Reproduce the entries below in full, word for word.

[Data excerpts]
(begin)
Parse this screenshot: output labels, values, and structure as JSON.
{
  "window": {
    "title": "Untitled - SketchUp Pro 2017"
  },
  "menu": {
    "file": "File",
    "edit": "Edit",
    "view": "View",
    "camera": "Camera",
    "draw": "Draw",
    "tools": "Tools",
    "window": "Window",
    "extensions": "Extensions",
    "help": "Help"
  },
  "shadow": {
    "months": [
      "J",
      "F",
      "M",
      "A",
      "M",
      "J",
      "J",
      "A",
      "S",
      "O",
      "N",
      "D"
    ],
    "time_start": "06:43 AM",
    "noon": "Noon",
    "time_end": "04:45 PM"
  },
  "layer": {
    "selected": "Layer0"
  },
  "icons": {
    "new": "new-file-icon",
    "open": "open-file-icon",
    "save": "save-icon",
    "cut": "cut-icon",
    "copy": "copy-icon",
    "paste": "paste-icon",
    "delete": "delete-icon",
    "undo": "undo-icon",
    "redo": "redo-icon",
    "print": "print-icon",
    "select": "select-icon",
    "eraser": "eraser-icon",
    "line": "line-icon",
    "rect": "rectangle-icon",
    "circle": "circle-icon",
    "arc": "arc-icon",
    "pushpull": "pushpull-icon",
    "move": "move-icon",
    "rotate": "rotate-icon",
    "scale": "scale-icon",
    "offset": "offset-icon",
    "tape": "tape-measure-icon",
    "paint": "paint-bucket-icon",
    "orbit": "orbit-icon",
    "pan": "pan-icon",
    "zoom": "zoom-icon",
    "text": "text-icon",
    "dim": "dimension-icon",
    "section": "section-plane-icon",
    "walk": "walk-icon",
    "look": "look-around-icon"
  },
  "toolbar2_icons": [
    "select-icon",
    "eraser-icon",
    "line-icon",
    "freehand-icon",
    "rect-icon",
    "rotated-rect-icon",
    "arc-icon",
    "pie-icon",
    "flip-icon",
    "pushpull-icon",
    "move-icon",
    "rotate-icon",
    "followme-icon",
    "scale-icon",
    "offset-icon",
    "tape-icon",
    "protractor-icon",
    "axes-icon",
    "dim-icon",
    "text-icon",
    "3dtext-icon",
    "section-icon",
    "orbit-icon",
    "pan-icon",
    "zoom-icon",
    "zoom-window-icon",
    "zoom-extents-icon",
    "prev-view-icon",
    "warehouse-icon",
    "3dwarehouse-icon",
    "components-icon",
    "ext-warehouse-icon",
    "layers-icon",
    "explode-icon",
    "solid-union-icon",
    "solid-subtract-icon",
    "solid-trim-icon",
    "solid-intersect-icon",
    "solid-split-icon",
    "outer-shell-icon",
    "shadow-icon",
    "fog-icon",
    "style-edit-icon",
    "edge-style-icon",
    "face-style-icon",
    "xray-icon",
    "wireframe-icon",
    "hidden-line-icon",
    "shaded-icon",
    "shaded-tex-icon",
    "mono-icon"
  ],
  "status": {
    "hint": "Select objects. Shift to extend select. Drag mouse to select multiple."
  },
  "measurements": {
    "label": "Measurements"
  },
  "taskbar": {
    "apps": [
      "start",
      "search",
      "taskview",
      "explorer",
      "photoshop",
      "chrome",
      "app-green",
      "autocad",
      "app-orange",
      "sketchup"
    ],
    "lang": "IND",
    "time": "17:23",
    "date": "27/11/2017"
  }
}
(end)
Answer to this exercise =>
Parse this screenshot: output labels, values, and structure as JSON.
{
  "window": {
    "title": "Untitled - SketchUp Pro 2017"
  },
  "menu": {
    "file": "File",
    "edit": "Edit",
    "view": "View",
    "camera": "Camera",
    "draw": "Draw",
    "tools": "Tools",
    "window": "Window",
    "extensions": "Extensions",
    "help": "Help"
  },
  "shadow": {
    "months": [
      "J",
      "F",
      "M",
      "A",
      "M",
      "J",
      "J",
      "A",
      "S",
      "O",
      "N",
      "D"
    ],
    "time_start": "06:43 AM",
    "noon": "Noon",
    "time_end": "04:45 PM"
  },
  "layer": {
    "selected": "Layer0"
  },
  "icons": {
    "new": "new-file-icon",
    "open": "open-file-icon",
    "save": "save-icon",
    "cut": "cut-icon",
    "copy": "copy-icon",
    "paste": "paste-icon",
    "delete": "delete-icon",
    "undo": "undo-icon",
    "redo": "redo-icon",
    "print": "print-icon",
    "select": "select-icon",
    "eraser": "eraser-icon",
    "line": "line-icon",
    "rect": "rectangle-icon",
    "circle": "circle-icon",
    "arc": "arc-icon",
    "pushpull": "pushpull-icon",
    "move": "move-icon",
    "rotate": "rotate-icon",
    "scale": "scale-icon",
    "offset": "offset-icon",
    "tape": "tape-measure-icon",
    "paint": "paint-bucket-icon",
    "orbit": "orbit-icon",
    "pan": "pan-icon",
    "zoom": "zoom-icon",
    "text": "text-icon",
    "dim": "dimension-icon",
    "section": "section-plane-icon",
    "walk": "walk-icon",
    "look": "look-around-icon"
  },
  "toolbar2_icons": [
    "select-icon",
    "eraser-icon",
    "line-icon",
    "freehand-icon",
    "rect-icon",
    "rotated-rect-icon",
    "arc-icon",
    "pie-icon",
    "flip-icon",
    "pushpull-icon",
    "move-icon",
    "rotate-icon",
    "followme-icon",
    "scale-icon",
    "offset-icon",
    "tape-icon",
    "protractor-icon",
    "axes-icon",
    "dim-icon",
    "text-icon",
    "3dtext-icon",
    "section-icon",
    "orbit-icon",
    "pan-icon",
    "zoom-icon",
    "zoom-window-icon",
    "zoom-extents-icon",
    "prev-view-icon",
    "warehouse-icon",
    "3dwarehouse-icon",
    "components-icon",
    "ext-warehouse-icon",
    "layers-icon",
    "explode-icon",
    "solid-union-icon",
    "solid-subtract-icon",
    "solid-trim-icon",
    "solid-intersect-icon",
    "solid-split-icon",
    "outer-shell-icon",
    "shadow-icon",
    "fog-icon",
    "style-edit-icon",
    "edge-style-icon",
    "face-style-icon",
    "xray-icon",
    "wireframe-icon",
    "hidden-line-icon",
    "shaded-icon",
    "shaded-tex-icon",
    "mono-icon"
  ],
  "status": {
    "hint": "Select objects. Shift to extend select. Drag mouse to select multiple."
  },
  "measurements": {
    "label": "Measurements"
  },
  "taskbar": {
    "apps": [
      "start",
      "search",
      "taskview",
      "explorer",
      "photoshop",
      "chrome",
      "app-green",
      "autocad",
      "app-orange",
      "sketchup"
    ],
    "lang": "IND",
    "time": "17:23",
    "date": "27/11/2017"
  }
}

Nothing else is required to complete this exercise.